» **WORK TO DO**: Copy out each line of the material below with no changes.

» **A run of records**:
┄┄┄┄┄┄┄┄┄┄

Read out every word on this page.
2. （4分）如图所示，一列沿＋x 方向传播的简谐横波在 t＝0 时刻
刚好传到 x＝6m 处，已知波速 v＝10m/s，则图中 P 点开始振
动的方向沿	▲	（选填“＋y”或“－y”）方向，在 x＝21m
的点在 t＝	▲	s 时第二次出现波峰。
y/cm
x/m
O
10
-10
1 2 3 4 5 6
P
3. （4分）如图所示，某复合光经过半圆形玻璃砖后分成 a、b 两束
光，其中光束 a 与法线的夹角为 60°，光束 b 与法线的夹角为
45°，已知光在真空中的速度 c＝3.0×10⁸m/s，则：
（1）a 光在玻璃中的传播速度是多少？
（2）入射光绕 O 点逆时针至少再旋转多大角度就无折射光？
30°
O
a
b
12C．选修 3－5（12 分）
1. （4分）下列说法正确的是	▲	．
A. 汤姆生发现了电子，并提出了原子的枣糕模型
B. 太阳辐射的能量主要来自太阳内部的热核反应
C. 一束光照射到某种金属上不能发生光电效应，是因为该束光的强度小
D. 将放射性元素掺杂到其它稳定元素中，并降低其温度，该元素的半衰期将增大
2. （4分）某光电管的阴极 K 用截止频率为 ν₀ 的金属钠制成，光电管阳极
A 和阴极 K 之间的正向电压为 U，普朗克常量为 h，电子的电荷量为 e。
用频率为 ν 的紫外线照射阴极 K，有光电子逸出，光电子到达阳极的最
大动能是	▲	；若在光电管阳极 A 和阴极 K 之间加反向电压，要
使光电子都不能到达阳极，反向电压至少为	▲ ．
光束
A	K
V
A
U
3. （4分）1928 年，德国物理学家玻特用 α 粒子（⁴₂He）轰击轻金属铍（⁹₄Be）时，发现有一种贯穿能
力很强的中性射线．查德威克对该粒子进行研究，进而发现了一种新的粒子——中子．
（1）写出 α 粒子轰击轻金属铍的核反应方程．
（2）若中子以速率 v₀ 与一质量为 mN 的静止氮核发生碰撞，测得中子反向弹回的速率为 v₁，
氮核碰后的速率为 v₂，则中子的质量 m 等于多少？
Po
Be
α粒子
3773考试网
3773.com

┄┄┄┄┄┄┄┄┄┄

» **SOLUTION TO THIS PROBLEM**:
Read out every word on this page.
2. （4分）如图所示，一列沿＋x 方向传播的简谐横波在 t＝0 时刻
刚好传到 x＝6m 处，已知波速 v＝10m/s，则图中 P 点开始振
动的方向沿	▲	（选填“＋y”或“－y”）方向，在 x＝21m
的点在 t＝	▲	s 时第二次出现波峰。
y/cm
x/m
O
10
-10
1 2 3 4 5 6
P
3. （4分）如图所示，某复合光经过半圆形玻璃砖后分成 a、b 两束
光，其中光束 a 与法线的夹角为 60°，光束 b 与法线的夹角为
45°，已知光在真空中的速度 c＝3.0×10⁸m/s，则：
（1）a 光在玻璃中的传播速度是多少？
（2）入射光绕 O 点逆时针至少再旋转多大角度就无折射光？
30°
O
a
b
12C．选修 3－5（12 分）
1. （4分）下列说法正确的是	▲	．
A. 汤姆生发现了电子，并提出了原子的枣糕模型
B. 太阳辐射的能量主要来自太阳内部的热核反应
C. 一束光照射到某种金属上不能发生光电效应，是因为该束光的强度小
D. 将放射性元素掺杂到其它稳定元素中，并降低其温度，该元素的半衰期将增大
2. （4分）某光电管的阴极 K 用截止频率为 ν₀ 的金属钠制成，光电管阳极
A 和阴极 K 之间的正向电压为 U，普朗克常量为 h，电子的电荷量为 e。
用频率为 ν 的紫外线照射阴极 K，有光电子逸出，光电子到达阳极的最
大动能是	▲	；若在光电管阳极 A 和阴极 K 之间加反向电压，要
使光电子都不能到达阳极，反向电压至少为	▲ ．
光束
A	K
V
A
U
3. （4分）1928 年，德国物理学家玻特用 α 粒子（⁴₂He）轰击轻金属铍（⁹₄Be）时，发现有一种贯穿能
力很强的中性射线．查德威克对该粒子进行研究，进而发现了一种新的粒子——中子．
（1）写出 α 粒子轰击轻金属铍的核反应方程．
（2）若中子以速率 v₀ 与一质量为 mN 的静止氮核发生碰撞，测得中子反向弹回的速率为 v₁，
氮核碰后的速率为 v₂，则中子的质量 m 等于多少？
Po
Be
α粒子
3773考试网
3773.com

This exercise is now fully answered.